Saved entries:

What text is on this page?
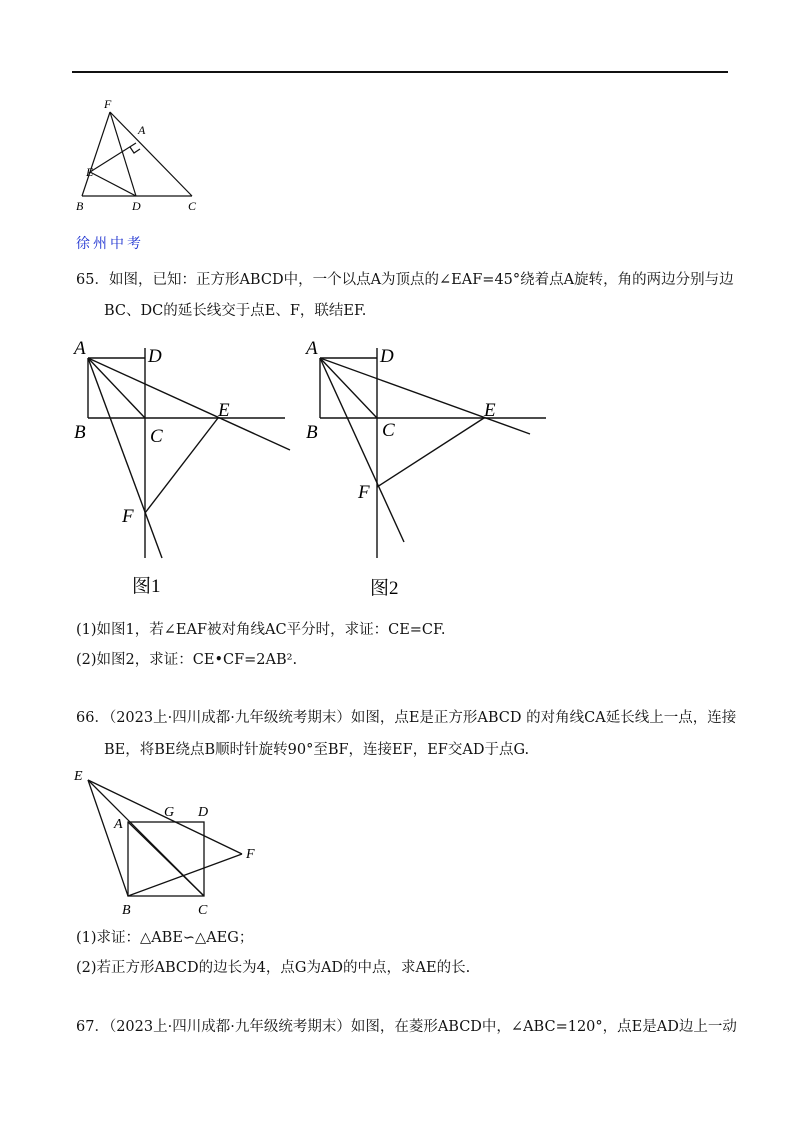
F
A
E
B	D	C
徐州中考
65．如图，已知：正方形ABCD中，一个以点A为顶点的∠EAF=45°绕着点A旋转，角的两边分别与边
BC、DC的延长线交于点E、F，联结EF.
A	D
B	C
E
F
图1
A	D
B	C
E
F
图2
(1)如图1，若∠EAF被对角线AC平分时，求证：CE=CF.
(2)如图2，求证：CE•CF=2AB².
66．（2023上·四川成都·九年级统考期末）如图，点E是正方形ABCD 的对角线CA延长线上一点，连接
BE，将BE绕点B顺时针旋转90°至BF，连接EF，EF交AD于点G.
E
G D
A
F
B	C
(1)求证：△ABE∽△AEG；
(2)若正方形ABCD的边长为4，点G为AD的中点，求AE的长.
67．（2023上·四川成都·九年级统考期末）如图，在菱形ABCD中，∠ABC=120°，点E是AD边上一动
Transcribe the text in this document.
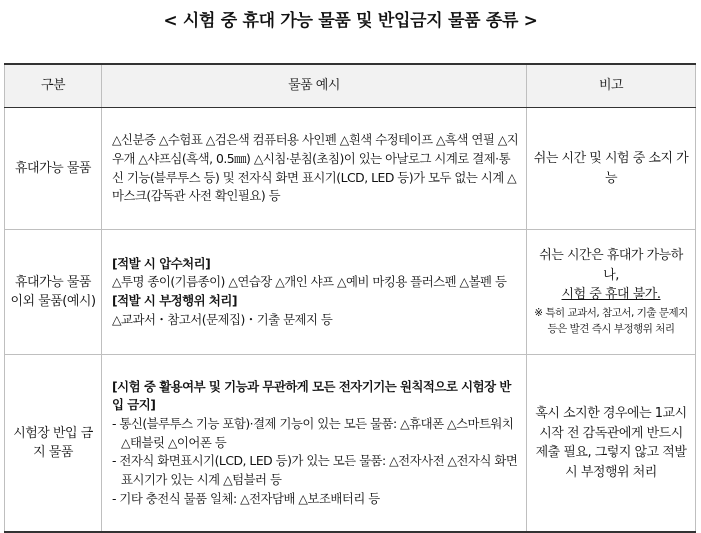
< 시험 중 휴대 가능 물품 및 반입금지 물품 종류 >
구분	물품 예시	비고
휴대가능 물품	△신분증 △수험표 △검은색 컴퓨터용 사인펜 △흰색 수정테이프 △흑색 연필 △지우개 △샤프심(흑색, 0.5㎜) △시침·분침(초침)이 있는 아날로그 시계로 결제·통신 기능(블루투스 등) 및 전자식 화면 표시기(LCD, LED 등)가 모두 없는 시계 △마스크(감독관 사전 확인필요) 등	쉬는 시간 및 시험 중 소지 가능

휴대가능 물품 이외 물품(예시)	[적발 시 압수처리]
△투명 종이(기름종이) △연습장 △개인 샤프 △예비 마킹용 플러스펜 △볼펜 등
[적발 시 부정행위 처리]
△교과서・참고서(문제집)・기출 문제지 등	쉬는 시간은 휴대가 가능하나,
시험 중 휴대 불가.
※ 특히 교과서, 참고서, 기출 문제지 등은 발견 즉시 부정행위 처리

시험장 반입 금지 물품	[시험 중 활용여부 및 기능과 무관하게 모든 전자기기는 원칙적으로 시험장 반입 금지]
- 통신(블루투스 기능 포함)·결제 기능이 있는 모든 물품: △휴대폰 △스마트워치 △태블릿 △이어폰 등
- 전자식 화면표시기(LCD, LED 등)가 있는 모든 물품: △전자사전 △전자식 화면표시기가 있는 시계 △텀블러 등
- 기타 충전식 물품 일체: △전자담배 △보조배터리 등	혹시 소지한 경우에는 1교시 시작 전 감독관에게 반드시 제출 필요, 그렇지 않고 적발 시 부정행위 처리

- _Task objective_: Repeat the data in full and exactly. Omit pictures.

- _Expected answer_:
What text is on this page?
F
A
E
B	D	C
徐州中考
65．如图，已知：正方形ABCD中，一个以点A为顶点的∠EAF=45°绕着点A旋转，角的两边分别与边
BC、DC的延长线交于点E、F，联结EF.
A	D
B	C
E
F
图1
A	D
B	C
E
F
图2
(1)如图1，若∠EAF被对角线AC平分时，求证：CE=CF.
(2)如图2，求证：CE•CF=2AB².
66．（2023上·四川成都·九年级统考期末）如图，点E是正方形ABCD 的对角线CA延长线上一点，连接
BE，将BE绕点B顺时针旋转90°至BF，连接EF，EF交AD于点G.
E
G D
A
F
B	C
(1)求证：△ABE∽△AEG；
(2)若正方形ABCD的边长为4，点G为AD的中点，求AE的长.
67．（2023上·四川成都·九年级统考期末）如图，在菱形ABCD中，∠ABC=120°，点E是AD边上一动
Transcribe the text in this document.
< 시험 중 휴대 가능 물품 및 반입금지 물품 종류 >
구분	물품 예시	비고
휴대가능 물품	△신분증 △수험표 △검은색 컴퓨터용 사인펜 △흰색 수정테이프 △흑색 연필 △지우개 △샤프심(흑색, 0.5㎜) △시침·분침(초침)이 있는 아날로그 시계로 결제·통신 기능(블루투스 등) 및 전자식 화면 표시기(LCD, LED 등)가 모두 없는 시계 △마스크(감독관 사전 확인필요) 등	쉬는 시간 및 시험 중 소지 가능

휴대가능 물품 이외 물품(예시)	[적발 시 압수처리]
△투명 종이(기름종이) △연습장 △개인 샤프 △예비 마킹용 플러스펜 △볼펜 등
[적발 시 부정행위 처리]
△교과서・참고서(문제집)・기출 문제지 등	쉬는 시간은 휴대가 가능하나,
시험 중 휴대 불가.
※ 특히 교과서, 참고서, 기출 문제지 등은 발견 즉시 부정행위 처리

시험장 반입 금지 물품	[시험 중 활용여부 및 기능과 무관하게 모든 전자기기는 원칙적으로 시험장 반입 금지]
- 통신(블루투스 기능 포함)·결제 기능이 있는 모든 물품: △휴대폰 △스마트워치 △태블릿 △이어폰 등
- 전자식 화면표시기(LCD, LED 등)가 있는 모든 물품: △전자사전 △전자식 화면표시기가 있는 시계 △텀블러 등
- 기타 충전식 물품 일체: △전자담배 △보조배터리 등	혹시 소지한 경우에는 1교시 시작 전 감독관에게 반드시 제출 필요, 그렇지 않고 적발 시 부정행위 처리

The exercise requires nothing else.